## THE DATA
—————

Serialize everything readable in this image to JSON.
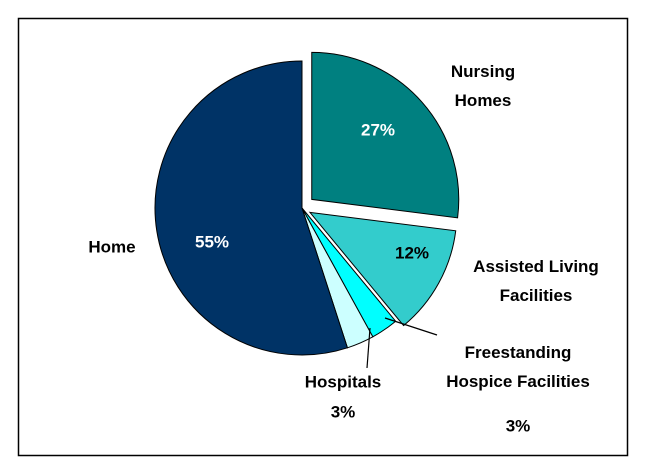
{
  "chart_data": {
    "type": "pie",
    "categories": [
      "Nursing Homes",
      "Assisted Living Facilities",
      "Freestanding Hospice Facilities",
      "Hospitals",
      "Home"
    ],
    "values": [
      27,
      12,
      3,
      3,
      55
    ],
    "value_labels": [
      "27%",
      "12%",
      "3%",
      "3%",
      "55%"
    ],
    "colors": [
      "#008080",
      "#33cccc",
      "#00ffff",
      "#ccffff",
      "#003366"
    ]
  }
}
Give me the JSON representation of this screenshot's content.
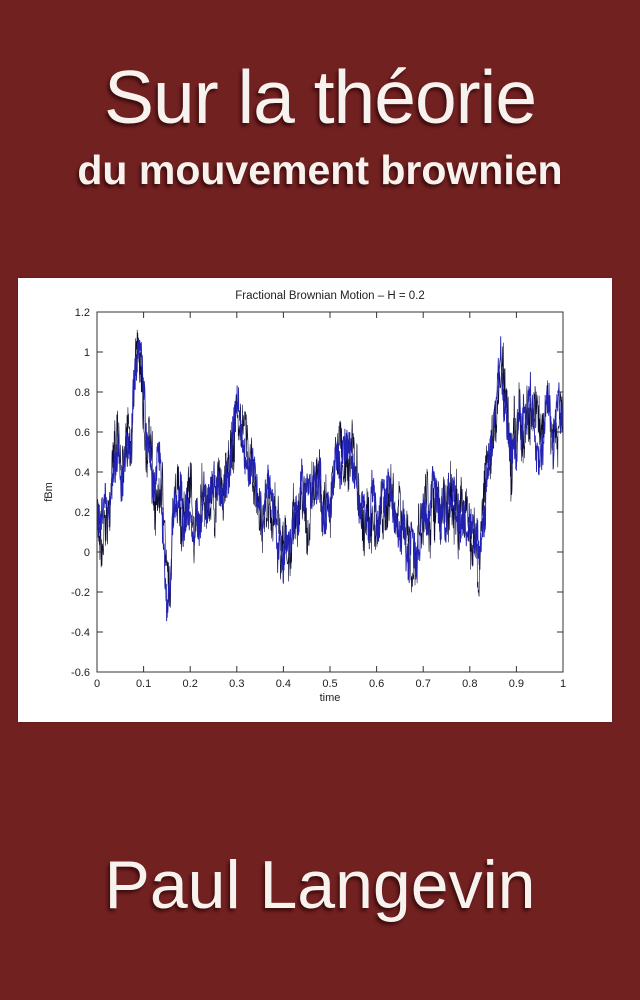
{
  "cover": {
    "title_line1": "Sur la théorie",
    "title_line2": "du mouvement brownien",
    "author": "Paul Langevin",
    "colors": {
      "background": "#722121",
      "panel": "#ffffff",
      "text": "#f7f2ee"
    }
  },
  "chart_data": {
    "type": "line",
    "title": "Fractional Brownian Motion – H = 0.2",
    "xlabel": "time",
    "ylabel": "fBm",
    "xlim": [
      0,
      1
    ],
    "ylim": [
      -0.6,
      1.2
    ],
    "x_ticks": [
      "0",
      "0.1",
      "0.2",
      "0.3",
      "0.4",
      "0.5",
      "0.6",
      "0.7",
      "0.8",
      "0.9",
      "1"
    ],
    "x_tick_values": [
      0,
      0.1,
      0.2,
      0.3,
      0.4,
      0.5,
      0.6,
      0.7,
      0.8,
      0.9,
      1
    ],
    "y_ticks": [
      "-0.6",
      "-0.4",
      "-0.2",
      "0",
      "0.2",
      "0.4",
      "0.6",
      "0.8",
      "1",
      "1.2"
    ],
    "y_tick_values": [
      -0.6,
      -0.4,
      -0.2,
      0,
      0.2,
      0.4,
      0.6,
      0.8,
      1,
      1.2
    ],
    "grid": false,
    "legend": null,
    "line_color": "#2222b2",
    "line_color_dark": "#0d0d33",
    "axis_color": "#333333",
    "anchors": [
      [
        0,
        0.08
      ],
      [
        0.005,
        0.18
      ],
      [
        0.015,
        0.12
      ],
      [
        0.025,
        0.28
      ],
      [
        0.035,
        0.35
      ],
      [
        0.045,
        0.52
      ],
      [
        0.055,
        0.32
      ],
      [
        0.065,
        0.45
      ],
      [
        0.075,
        0.62
      ],
      [
        0.085,
        0.88
      ],
      [
        0.09,
        1.0
      ],
      [
        0.095,
        0.9
      ],
      [
        0.105,
        0.62
      ],
      [
        0.115,
        0.4
      ],
      [
        0.125,
        0.28
      ],
      [
        0.135,
        0.42
      ],
      [
        0.145,
        0.02
      ],
      [
        0.15,
        -0.24
      ],
      [
        0.155,
        -0.12
      ],
      [
        0.165,
        0.16
      ],
      [
        0.175,
        0.26
      ],
      [
        0.185,
        0.18
      ],
      [
        0.195,
        0.3
      ],
      [
        0.205,
        0.18
      ],
      [
        0.215,
        0.14
      ],
      [
        0.225,
        0.26
      ],
      [
        0.235,
        0.22
      ],
      [
        0.245,
        0.3
      ],
      [
        0.255,
        0.26
      ],
      [
        0.265,
        0.32
      ],
      [
        0.275,
        0.38
      ],
      [
        0.285,
        0.48
      ],
      [
        0.295,
        0.62
      ],
      [
        0.3,
        0.78
      ],
      [
        0.305,
        0.66
      ],
      [
        0.315,
        0.5
      ],
      [
        0.325,
        0.38
      ],
      [
        0.335,
        0.33
      ],
      [
        0.345,
        0.28
      ],
      [
        0.355,
        0.24
      ],
      [
        0.365,
        0.28
      ],
      [
        0.375,
        0.22
      ],
      [
        0.385,
        0.12
      ],
      [
        0.395,
        0.0
      ],
      [
        0.4,
        -0.12
      ],
      [
        0.405,
        -0.02
      ],
      [
        0.415,
        0.14
      ],
      [
        0.425,
        0.24
      ],
      [
        0.435,
        0.28
      ],
      [
        0.445,
        0.26
      ],
      [
        0.455,
        0.22
      ],
      [
        0.465,
        0.3
      ],
      [
        0.475,
        0.33
      ],
      [
        0.485,
        0.28
      ],
      [
        0.495,
        0.25
      ],
      [
        0.505,
        0.34
      ],
      [
        0.515,
        0.4
      ],
      [
        0.525,
        0.44
      ],
      [
        0.535,
        0.5
      ],
      [
        0.545,
        0.44
      ],
      [
        0.555,
        0.36
      ],
      [
        0.565,
        0.26
      ],
      [
        0.575,
        0.22
      ],
      [
        0.585,
        0.18
      ],
      [
        0.595,
        0.24
      ],
      [
        0.605,
        0.2
      ],
      [
        0.615,
        0.26
      ],
      [
        0.625,
        0.34
      ],
      [
        0.635,
        0.28
      ],
      [
        0.645,
        0.2
      ],
      [
        0.655,
        0.16
      ],
      [
        0.665,
        0.08
      ],
      [
        0.675,
        -0.02
      ],
      [
        0.68,
        -0.1
      ],
      [
        0.69,
        0.06
      ],
      [
        0.7,
        0.12
      ],
      [
        0.71,
        0.18
      ],
      [
        0.72,
        0.24
      ],
      [
        0.73,
        0.28
      ],
      [
        0.74,
        0.24
      ],
      [
        0.75,
        0.18
      ],
      [
        0.76,
        0.24
      ],
      [
        0.77,
        0.2
      ],
      [
        0.78,
        0.14
      ],
      [
        0.79,
        0.18
      ],
      [
        0.8,
        0.12
      ],
      [
        0.81,
        0.06
      ],
      [
        0.82,
        0.02
      ],
      [
        0.83,
        0.18
      ],
      [
        0.84,
        0.38
      ],
      [
        0.85,
        0.58
      ],
      [
        0.86,
        0.82
      ],
      [
        0.865,
        0.98
      ],
      [
        0.87,
        0.82
      ],
      [
        0.88,
        0.58
      ],
      [
        0.89,
        0.5
      ],
      [
        0.9,
        0.6
      ],
      [
        0.91,
        0.68
      ],
      [
        0.92,
        0.62
      ],
      [
        0.93,
        0.72
      ],
      [
        0.94,
        0.58
      ],
      [
        0.95,
        0.54
      ],
      [
        0.96,
        0.64
      ],
      [
        0.97,
        0.68
      ],
      [
        0.98,
        0.58
      ],
      [
        0.99,
        0.66
      ],
      [
        1,
        0.7
      ]
    ],
    "noise": {
      "seed": 7,
      "points": 1600,
      "amplitude": 0.16,
      "dark_scale": 1.3
    }
  }
}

—————

## PROBLEM DETAILS
Your task is to repeat the data above exactly while excluding the pictures.

## CORRECT OUTPUT
Serialize everything readable in this image to JSON.
{
  "chart_data": {
    "type": "pie",
    "categories": [
      "Nursing Homes",
      "Assisted Living Facilities",
      "Freestanding Hospice Facilities",
      "Hospitals",
      "Home"
    ],
    "values": [
      27,
      12,
      3,
      3,
      55
    ],
    "value_labels": [
      "27%",
      "12%",
      "3%",
      "3%",
      "55%"
    ],
    "colors": [
      "#008080",
      "#33cccc",
      "#00ffff",
      "#ccffff",
      "#003366"
    ]
  }
}
Give me the JSON representation of this screenshot's content.
{
  "cover": {
    "title_line1": "Sur la théorie",
    "title_line2": "du mouvement brownien",
    "author": "Paul Langevin",
    "colors": {
      "background": "#722121",
      "panel": "#ffffff",
      "text": "#f7f2ee"
    }
  },
  "chart_data": {
    "type": "line",
    "title": "Fractional Brownian Motion – H = 0.2",
    "xlabel": "time",
    "ylabel": "fBm",
    "xlim": [
      0,
      1
    ],
    "ylim": [
      -0.6,
      1.2
    ],
    "x_ticks": [
      "0",
      "0.1",
      "0.2",
      "0.3",
      "0.4",
      "0.5",
      "0.6",
      "0.7",
      "0.8",
      "0.9",
      "1"
    ],
    "x_tick_values": [
      0,
      0.1,
      0.2,
      0.3,
      0.4,
      0.5,
      0.6,
      0.7,
      0.8,
      0.9,
      1
    ],
    "y_ticks": [
      "-0.6",
      "-0.4",
      "-0.2",
      "0",
      "0.2",
      "0.4",
      "0.6",
      "0.8",
      "1",
      "1.2"
    ],
    "y_tick_values": [
      -0.6,
      -0.4,
      -0.2,
      0,
      0.2,
      0.4,
      0.6,
      0.8,
      1,
      1.2
    ],
    "grid": false,
    "legend": null,
    "line_color": "#2222b2",
    "line_color_dark": "#0d0d33",
    "axis_color": "#333333",
    "anchors": [
      [
        0,
        0.08
      ],
      [
        0.005,
        0.18
      ],
      [
        0.015,
        0.12
      ],
      [
        0.025,
        0.28
      ],
      [
        0.035,
        0.35
      ],
      [
        0.045,
        0.52
      ],
      [
        0.055,
        0.32
      ],
      [
        0.065,
        0.45
      ],
      [
        0.075,
        0.62
      ],
      [
        0.085,
        0.88
      ],
      [
        0.09,
        1.0
      ],
      [
        0.095,
        0.9
      ],
      [
        0.105,
        0.62
      ],
      [
        0.115,
        0.4
      ],
      [
        0.125,
        0.28
      ],
      [
        0.135,
        0.42
      ],
      [
        0.145,
        0.02
      ],
      [
        0.15,
        -0.24
      ],
      [
        0.155,
        -0.12
      ],
      [
        0.165,
        0.16
      ],
      [
        0.175,
        0.26
      ],
      [
        0.185,
        0.18
      ],
      [
        0.195,
        0.3
      ],
      [
        0.205,
        0.18
      ],
      [
        0.215,
        0.14
      ],
      [
        0.225,
        0.26
      ],
      [
        0.235,
        0.22
      ],
      [
        0.245,
        0.3
      ],
      [
        0.255,
        0.26
      ],
      [
        0.265,
        0.32
      ],
      [
        0.275,
        0.38
      ],
      [
        0.285,
        0.48
      ],
      [
        0.295,
        0.62
      ],
      [
        0.3,
        0.78
      ],
      [
        0.305,
        0.66
      ],
      [
        0.315,
        0.5
      ],
      [
        0.325,
        0.38
      ],
      [
        0.335,
        0.33
      ],
      [
        0.345,
        0.28
      ],
      [
        0.355,
        0.24
      ],
      [
        0.365,
        0.28
      ],
      [
        0.375,
        0.22
      ],
      [
        0.385,
        0.12
      ],
      [
        0.395,
        0.0
      ],
      [
        0.4,
        -0.12
      ],
      [
        0.405,
        -0.02
      ],
      [
        0.415,
        0.14
      ],
      [
        0.425,
        0.24
      ],
      [
        0.435,
        0.28
      ],
      [
        0.445,
        0.26
      ],
      [
        0.455,
        0.22
      ],
      [
        0.465,
        0.3
      ],
      [
        0.475,
        0.33
      ],
      [
        0.485,
        0.28
      ],
      [
        0.495,
        0.25
      ],
      [
        0.505,
        0.34
      ],
      [
        0.515,
        0.4
      ],
      [
        0.525,
        0.44
      ],
      [
        0.535,
        0.5
      ],
      [
        0.545,
        0.44
      ],
      [
        0.555,
        0.36
      ],
      [
        0.565,
        0.26
      ],
      [
        0.575,
        0.22
      ],
      [
        0.585,
        0.18
      ],
      [
        0.595,
        0.24
      ],
      [
        0.605,
        0.2
      ],
      [
        0.615,
        0.26
      ],
      [
        0.625,
        0.34
      ],
      [
        0.635,
        0.28
      ],
      [
        0.645,
        0.2
      ],
      [
        0.655,
        0.16
      ],
      [
        0.665,
        0.08
      ],
      [
        0.675,
        -0.02
      ],
      [
        0.68,
        -0.1
      ],
      [
        0.69,
        0.06
      ],
      [
        0.7,
        0.12
      ],
      [
        0.71,
        0.18
      ],
      [
        0.72,
        0.24
      ],
      [
        0.73,
        0.28
      ],
      [
        0.74,
        0.24
      ],
      [
        0.75,
        0.18
      ],
      [
        0.76,
        0.24
      ],
      [
        0.77,
        0.2
      ],
      [
        0.78,
        0.14
      ],
      [
        0.79,
        0.18
      ],
      [
        0.8,
        0.12
      ],
      [
        0.81,
        0.06
      ],
      [
        0.82,
        0.02
      ],
      [
        0.83,
        0.18
      ],
      [
        0.84,
        0.38
      ],
      [
        0.85,
        0.58
      ],
      [
        0.86,
        0.82
      ],
      [
        0.865,
        0.98
      ],
      [
        0.87,
        0.82
      ],
      [
        0.88,
        0.58
      ],
      [
        0.89,
        0.5
      ],
      [
        0.9,
        0.6
      ],
      [
        0.91,
        0.68
      ],
      [
        0.92,
        0.62
      ],
      [
        0.93,
        0.72
      ],
      [
        0.94,
        0.58
      ],
      [
        0.95,
        0.54
      ],
      [
        0.96,
        0.64
      ],
      [
        0.97,
        0.68
      ],
      [
        0.98,
        0.58
      ],
      [
        0.99,
        0.66
      ],
      [
        1,
        0.7
      ]
    ],
    "noise": {
      "seed": 7,
      "points": 1600,
      "amplitude": 0.16,
      "dark_scale": 1.3
    }
  }
}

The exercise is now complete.